→ **AIM**:
From the entries that follow, list every line in which the string "thumbs" appears.
-- BEGIN --
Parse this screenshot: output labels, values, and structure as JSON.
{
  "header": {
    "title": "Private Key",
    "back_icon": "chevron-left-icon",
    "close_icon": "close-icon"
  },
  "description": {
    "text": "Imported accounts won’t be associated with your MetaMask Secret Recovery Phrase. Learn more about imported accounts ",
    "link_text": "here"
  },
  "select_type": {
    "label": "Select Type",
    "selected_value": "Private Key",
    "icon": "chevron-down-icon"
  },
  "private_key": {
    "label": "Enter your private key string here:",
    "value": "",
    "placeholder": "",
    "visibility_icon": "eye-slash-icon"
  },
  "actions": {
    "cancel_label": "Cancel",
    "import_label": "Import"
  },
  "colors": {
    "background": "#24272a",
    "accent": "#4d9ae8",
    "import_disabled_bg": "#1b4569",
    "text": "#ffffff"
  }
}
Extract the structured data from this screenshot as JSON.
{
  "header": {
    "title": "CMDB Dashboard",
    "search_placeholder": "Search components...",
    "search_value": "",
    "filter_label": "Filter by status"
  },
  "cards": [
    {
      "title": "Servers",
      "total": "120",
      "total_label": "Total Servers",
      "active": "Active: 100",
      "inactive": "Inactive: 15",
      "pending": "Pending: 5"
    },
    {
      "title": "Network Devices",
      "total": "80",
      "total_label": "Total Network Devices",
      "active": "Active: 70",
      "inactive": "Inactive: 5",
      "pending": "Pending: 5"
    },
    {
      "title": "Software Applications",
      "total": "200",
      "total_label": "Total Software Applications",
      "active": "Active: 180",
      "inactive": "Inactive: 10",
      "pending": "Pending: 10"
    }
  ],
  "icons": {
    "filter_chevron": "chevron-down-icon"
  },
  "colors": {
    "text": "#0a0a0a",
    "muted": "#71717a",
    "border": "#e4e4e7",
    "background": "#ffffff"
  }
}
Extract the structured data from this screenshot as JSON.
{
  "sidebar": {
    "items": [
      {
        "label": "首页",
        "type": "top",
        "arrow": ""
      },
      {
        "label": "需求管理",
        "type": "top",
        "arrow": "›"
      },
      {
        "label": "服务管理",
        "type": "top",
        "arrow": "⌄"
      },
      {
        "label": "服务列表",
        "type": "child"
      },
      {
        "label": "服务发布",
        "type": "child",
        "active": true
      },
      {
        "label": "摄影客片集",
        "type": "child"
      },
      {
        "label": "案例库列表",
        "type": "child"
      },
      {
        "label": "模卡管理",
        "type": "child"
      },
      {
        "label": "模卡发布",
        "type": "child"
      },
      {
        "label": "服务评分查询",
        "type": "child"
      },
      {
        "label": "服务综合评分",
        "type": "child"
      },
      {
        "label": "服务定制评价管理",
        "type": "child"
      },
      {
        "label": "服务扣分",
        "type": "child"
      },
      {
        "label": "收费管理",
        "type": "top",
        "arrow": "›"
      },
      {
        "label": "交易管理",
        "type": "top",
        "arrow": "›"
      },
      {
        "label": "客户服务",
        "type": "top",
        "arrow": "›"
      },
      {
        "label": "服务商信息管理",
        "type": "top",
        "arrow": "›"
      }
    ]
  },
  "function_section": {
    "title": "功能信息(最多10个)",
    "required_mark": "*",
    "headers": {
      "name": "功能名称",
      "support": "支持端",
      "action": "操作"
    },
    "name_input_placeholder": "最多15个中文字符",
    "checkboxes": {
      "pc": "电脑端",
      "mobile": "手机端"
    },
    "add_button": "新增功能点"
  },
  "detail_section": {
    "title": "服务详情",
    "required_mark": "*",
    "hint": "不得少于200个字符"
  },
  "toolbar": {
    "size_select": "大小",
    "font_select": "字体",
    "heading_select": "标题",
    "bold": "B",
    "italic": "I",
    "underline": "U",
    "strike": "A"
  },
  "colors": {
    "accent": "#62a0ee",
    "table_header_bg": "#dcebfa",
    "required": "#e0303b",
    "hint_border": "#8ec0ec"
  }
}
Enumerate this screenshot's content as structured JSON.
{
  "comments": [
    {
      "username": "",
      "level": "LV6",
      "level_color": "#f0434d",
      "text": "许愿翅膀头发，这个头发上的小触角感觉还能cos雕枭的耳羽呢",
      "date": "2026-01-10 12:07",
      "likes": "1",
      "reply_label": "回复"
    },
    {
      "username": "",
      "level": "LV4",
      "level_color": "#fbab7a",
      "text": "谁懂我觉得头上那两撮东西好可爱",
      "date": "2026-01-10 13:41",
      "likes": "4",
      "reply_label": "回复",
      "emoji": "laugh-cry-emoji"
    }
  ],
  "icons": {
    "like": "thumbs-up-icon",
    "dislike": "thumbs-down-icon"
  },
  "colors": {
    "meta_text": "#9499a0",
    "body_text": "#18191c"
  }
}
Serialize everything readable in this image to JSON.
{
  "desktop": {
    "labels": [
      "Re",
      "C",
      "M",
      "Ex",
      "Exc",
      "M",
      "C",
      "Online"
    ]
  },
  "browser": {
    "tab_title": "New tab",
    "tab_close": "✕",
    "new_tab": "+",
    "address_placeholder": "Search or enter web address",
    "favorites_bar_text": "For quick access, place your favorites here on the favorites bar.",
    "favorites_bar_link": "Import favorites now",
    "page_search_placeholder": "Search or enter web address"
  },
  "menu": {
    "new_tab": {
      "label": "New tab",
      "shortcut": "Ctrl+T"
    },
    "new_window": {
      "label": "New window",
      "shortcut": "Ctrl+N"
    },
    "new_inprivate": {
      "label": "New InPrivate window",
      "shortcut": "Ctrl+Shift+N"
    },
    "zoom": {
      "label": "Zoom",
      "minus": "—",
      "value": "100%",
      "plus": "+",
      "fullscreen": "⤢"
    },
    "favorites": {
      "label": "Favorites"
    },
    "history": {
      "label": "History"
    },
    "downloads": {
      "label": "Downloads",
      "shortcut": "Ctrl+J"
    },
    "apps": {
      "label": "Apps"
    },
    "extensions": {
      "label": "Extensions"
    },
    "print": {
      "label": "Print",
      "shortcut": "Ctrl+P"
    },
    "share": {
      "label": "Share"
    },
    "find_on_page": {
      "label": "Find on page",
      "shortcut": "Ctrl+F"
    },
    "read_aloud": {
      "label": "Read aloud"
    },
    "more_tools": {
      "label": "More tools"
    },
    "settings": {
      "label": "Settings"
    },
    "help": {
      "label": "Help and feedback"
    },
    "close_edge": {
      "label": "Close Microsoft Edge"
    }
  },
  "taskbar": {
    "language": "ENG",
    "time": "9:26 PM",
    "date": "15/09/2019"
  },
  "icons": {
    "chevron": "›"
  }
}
-- END --
→ **EXERCISE OUTPUT**:
    "like": "thumbs-up-icon",
    "dislike": "thumbs-down-icon"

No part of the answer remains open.